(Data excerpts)
◇ ◇ ◇ ◇ ◇
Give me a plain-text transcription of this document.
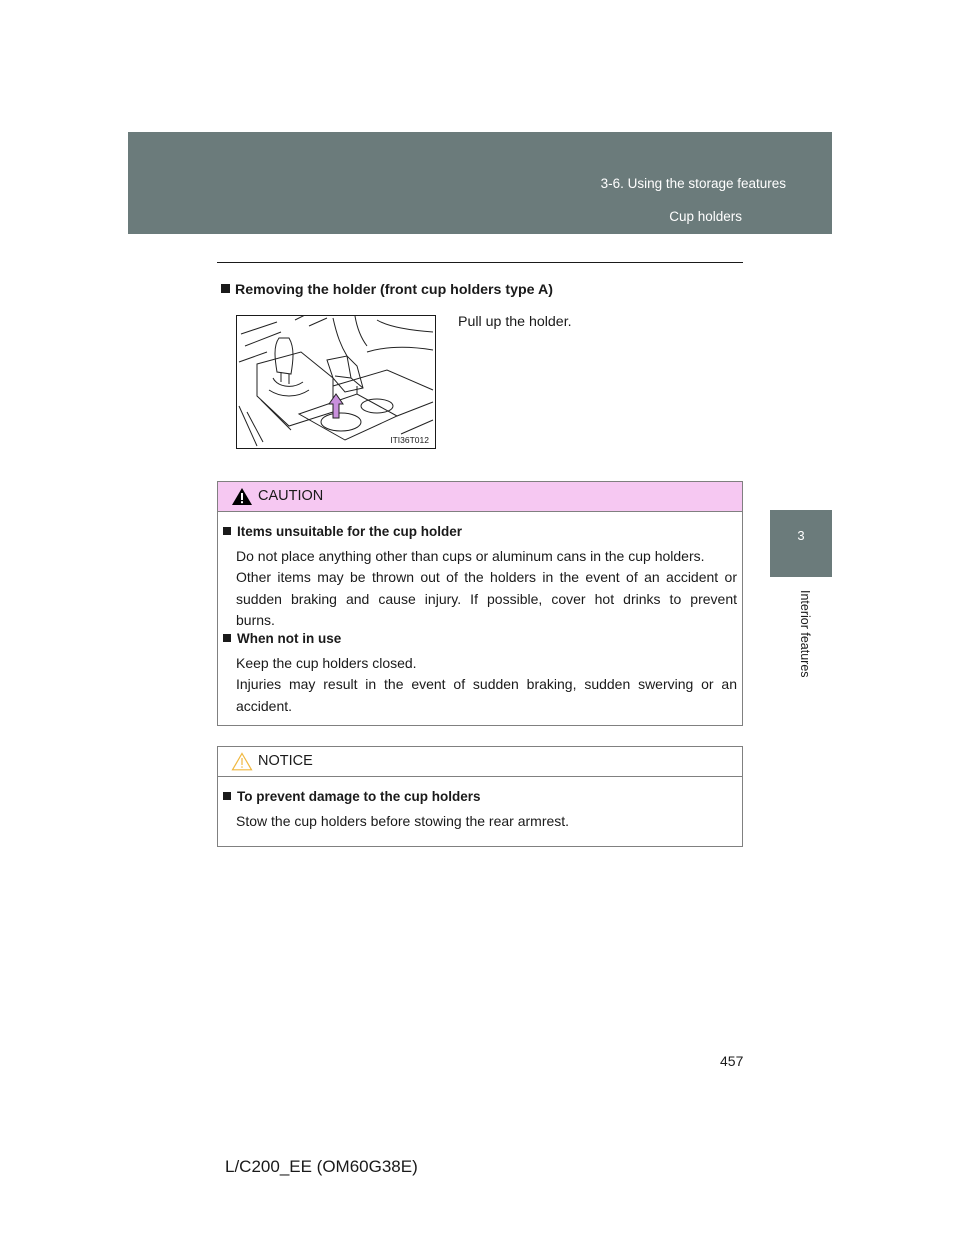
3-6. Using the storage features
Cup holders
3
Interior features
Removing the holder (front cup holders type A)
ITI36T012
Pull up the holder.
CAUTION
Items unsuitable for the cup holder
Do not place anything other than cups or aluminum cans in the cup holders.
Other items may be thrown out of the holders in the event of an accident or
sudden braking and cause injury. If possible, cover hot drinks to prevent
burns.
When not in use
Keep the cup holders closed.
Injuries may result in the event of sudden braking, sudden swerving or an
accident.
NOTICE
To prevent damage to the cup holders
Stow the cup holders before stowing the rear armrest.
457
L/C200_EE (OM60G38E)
◇ ◇ ◇ ◇ ◇
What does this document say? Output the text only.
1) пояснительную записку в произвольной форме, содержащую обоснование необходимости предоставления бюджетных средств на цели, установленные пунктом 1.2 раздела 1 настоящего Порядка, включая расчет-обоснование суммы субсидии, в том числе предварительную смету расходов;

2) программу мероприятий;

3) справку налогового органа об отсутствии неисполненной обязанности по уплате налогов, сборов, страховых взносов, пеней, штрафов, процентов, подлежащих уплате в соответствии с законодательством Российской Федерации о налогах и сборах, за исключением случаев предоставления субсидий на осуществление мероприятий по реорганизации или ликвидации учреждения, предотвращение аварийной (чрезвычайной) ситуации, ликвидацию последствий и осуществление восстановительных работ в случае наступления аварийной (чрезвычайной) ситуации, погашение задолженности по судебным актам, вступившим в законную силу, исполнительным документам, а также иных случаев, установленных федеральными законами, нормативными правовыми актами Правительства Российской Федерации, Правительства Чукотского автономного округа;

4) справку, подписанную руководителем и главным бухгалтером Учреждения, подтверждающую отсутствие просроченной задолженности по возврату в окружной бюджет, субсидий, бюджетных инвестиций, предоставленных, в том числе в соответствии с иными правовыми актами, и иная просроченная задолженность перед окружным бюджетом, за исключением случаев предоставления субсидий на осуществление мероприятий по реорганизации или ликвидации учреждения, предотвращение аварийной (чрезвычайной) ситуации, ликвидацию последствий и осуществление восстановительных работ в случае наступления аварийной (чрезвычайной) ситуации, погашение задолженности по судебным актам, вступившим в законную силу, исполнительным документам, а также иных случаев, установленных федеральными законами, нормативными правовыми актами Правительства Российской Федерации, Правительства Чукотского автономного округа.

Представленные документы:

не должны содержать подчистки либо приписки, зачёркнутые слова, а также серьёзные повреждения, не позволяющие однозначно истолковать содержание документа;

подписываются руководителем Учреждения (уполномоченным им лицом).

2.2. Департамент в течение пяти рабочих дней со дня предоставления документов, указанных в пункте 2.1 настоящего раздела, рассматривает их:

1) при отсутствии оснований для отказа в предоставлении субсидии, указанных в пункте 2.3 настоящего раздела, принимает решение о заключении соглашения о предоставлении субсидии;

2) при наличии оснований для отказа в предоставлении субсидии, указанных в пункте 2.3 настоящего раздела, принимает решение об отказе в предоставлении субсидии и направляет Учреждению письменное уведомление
◇ ◇ ◇ ◇ ◇
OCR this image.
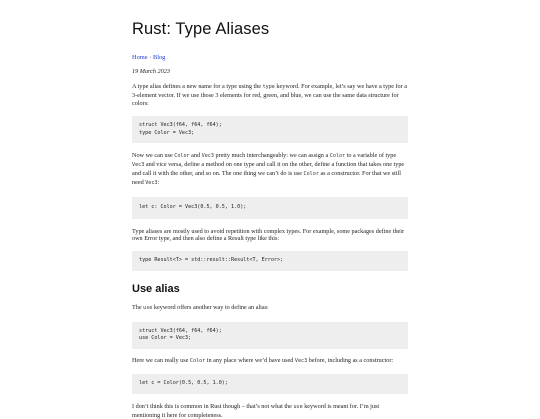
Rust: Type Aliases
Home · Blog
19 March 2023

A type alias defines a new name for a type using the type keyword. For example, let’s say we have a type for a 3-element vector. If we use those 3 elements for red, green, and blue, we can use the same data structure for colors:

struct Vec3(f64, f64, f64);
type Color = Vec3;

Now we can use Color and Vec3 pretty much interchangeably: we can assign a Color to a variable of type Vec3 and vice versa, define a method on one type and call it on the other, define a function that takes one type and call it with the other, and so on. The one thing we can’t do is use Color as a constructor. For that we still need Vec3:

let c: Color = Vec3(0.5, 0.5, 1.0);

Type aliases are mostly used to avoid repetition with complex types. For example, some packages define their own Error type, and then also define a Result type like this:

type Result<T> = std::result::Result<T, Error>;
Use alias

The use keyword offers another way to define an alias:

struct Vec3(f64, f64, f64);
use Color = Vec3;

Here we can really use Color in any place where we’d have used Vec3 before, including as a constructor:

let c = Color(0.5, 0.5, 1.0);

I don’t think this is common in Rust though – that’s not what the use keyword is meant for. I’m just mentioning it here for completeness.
◇ ◇ ◇ ◇ ◇
**What this task involves:**
Report the number of lines of the listing above that hold the string "решение", with no other text.

**Expected answer:**
2